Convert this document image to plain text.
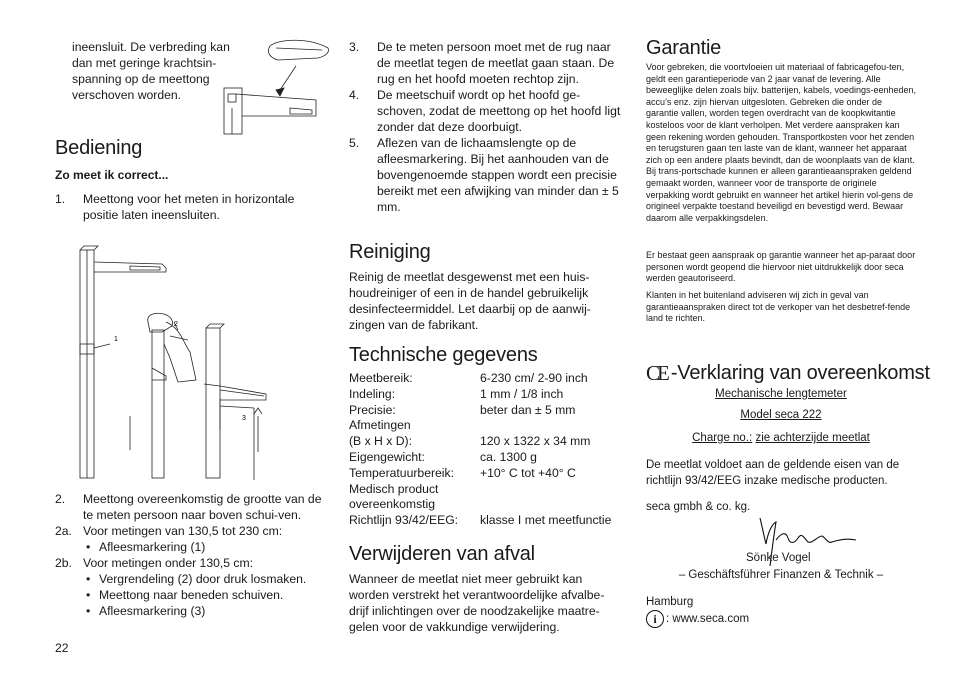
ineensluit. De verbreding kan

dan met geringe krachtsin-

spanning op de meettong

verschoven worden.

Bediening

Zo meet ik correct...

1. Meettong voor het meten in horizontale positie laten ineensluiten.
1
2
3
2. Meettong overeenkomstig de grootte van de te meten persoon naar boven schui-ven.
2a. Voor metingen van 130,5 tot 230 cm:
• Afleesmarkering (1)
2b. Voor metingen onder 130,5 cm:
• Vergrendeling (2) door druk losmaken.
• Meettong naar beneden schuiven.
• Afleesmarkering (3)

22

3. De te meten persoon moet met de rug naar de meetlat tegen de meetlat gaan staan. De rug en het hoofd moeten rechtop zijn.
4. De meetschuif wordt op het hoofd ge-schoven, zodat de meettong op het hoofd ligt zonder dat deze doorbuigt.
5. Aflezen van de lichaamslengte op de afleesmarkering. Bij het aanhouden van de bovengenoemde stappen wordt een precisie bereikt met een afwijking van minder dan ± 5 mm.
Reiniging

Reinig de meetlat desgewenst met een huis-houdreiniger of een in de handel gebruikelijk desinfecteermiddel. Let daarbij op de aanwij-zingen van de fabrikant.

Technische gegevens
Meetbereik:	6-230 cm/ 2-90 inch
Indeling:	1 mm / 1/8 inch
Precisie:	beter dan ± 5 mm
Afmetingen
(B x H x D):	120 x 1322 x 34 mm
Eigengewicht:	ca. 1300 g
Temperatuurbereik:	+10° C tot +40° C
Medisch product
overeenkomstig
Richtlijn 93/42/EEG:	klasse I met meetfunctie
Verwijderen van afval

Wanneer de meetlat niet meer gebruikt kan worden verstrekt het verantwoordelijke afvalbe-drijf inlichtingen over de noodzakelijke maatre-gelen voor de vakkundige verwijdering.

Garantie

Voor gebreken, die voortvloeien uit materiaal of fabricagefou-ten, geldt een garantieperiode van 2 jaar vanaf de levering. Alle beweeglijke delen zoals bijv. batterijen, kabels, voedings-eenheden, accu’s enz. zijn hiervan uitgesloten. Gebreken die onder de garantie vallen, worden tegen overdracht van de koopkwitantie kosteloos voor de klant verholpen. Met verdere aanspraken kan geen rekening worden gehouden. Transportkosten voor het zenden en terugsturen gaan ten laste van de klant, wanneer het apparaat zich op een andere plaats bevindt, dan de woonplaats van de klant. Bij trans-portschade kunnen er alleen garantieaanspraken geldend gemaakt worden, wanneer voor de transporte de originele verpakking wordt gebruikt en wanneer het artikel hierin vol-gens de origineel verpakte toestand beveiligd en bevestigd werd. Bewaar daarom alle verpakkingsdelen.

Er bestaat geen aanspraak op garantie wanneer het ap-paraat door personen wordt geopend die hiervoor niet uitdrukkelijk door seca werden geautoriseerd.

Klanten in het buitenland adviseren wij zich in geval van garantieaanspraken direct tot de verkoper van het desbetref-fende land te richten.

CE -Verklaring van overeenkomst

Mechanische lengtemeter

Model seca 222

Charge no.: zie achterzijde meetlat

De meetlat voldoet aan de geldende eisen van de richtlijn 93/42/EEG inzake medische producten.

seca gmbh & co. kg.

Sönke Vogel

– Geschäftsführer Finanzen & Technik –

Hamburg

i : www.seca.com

---

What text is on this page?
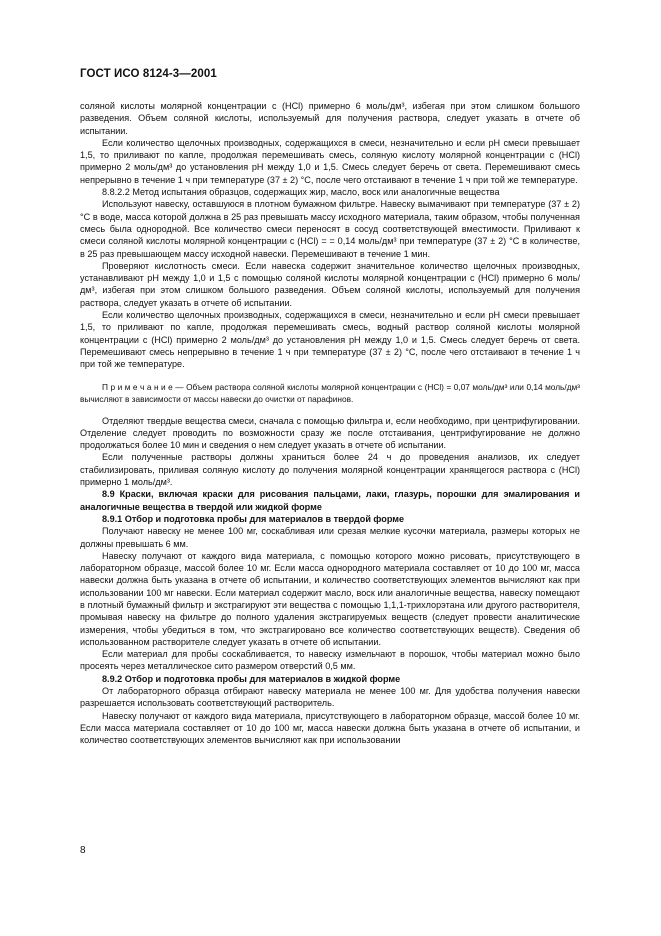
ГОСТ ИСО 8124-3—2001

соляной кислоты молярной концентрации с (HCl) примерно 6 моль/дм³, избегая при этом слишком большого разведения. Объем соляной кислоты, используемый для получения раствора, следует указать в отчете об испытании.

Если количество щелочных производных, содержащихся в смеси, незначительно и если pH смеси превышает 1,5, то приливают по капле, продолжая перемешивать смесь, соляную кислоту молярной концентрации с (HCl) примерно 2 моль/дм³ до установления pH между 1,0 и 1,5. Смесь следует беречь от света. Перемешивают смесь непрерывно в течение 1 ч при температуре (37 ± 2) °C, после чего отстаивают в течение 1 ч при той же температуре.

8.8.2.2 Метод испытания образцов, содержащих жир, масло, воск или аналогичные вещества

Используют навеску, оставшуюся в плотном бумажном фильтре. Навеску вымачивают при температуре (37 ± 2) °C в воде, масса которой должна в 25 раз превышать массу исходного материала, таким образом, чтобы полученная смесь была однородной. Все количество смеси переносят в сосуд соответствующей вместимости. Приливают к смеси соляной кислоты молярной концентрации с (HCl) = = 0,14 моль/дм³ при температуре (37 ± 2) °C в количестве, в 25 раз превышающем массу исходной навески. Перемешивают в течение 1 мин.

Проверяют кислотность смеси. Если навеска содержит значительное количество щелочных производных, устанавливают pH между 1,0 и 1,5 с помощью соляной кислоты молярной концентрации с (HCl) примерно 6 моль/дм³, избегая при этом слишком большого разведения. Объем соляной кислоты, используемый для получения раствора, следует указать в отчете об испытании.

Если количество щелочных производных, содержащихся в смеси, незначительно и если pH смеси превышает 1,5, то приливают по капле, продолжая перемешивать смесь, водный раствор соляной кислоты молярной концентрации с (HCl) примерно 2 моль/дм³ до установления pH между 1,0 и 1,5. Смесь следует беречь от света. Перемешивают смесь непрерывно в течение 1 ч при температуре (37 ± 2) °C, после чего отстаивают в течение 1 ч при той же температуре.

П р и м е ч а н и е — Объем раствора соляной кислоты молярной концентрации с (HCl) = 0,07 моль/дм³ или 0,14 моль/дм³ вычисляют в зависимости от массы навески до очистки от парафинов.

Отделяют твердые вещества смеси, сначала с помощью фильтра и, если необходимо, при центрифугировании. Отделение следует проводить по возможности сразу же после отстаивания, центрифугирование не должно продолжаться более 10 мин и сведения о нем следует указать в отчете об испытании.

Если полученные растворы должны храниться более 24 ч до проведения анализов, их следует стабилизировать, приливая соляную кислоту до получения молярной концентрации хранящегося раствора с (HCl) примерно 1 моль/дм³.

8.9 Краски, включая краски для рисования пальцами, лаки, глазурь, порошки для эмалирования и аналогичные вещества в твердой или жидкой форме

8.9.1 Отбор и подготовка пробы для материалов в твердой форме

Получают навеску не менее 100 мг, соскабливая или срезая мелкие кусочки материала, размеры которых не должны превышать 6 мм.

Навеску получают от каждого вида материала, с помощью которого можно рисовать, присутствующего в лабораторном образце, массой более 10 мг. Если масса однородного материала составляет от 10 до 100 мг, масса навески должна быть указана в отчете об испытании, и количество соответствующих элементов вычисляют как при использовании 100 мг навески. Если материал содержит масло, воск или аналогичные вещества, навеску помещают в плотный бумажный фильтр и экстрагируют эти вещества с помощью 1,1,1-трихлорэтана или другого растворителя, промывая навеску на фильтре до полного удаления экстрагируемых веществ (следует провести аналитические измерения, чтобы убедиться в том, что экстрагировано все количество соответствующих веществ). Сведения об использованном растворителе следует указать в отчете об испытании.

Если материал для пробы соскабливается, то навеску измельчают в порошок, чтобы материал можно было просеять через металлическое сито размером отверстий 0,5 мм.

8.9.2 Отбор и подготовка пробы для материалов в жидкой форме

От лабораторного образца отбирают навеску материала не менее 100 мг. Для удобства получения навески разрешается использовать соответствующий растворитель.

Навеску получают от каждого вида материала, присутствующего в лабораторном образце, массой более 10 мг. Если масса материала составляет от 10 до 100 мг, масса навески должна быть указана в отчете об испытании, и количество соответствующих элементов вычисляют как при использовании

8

---

Copy each line above where the string "элементов" occurs.

Навеску получают от каждого вида материала, с помощью которого можно рисовать, присутствующего в лабораторном образце, массой более 10 мг. Если масса однородного материала составляет от 10 до 100 мг, масса навески должна быть указана в отчете об испытании, и количество соответствующих элементов вычисляют как при использовании 100 мг навески. Если материал содержит масло, воск или аналогичные вещества, навеску помещают в плотный бумажный фильтр и экстрагируют эти вещества с помощью 1,1,1-трихлорэтана или другого растворителя, промывая навеску на фильтре до полного удаления экстрагируемых веществ (следует провести аналитические измерения, чтобы убедиться в том, что экстрагировано все количество соответствующих веществ). Сведения об использованном растворителе следует указать в отчете об испытании.
Навеску получают от каждого вида материала, присутствующего в лабораторном образце, массой более 10 мг. Если масса материала составляет от 10 до 100 мг, масса навески должна быть указана в отчете об испытании, и количество соответствующих элементов вычисляют как при использовании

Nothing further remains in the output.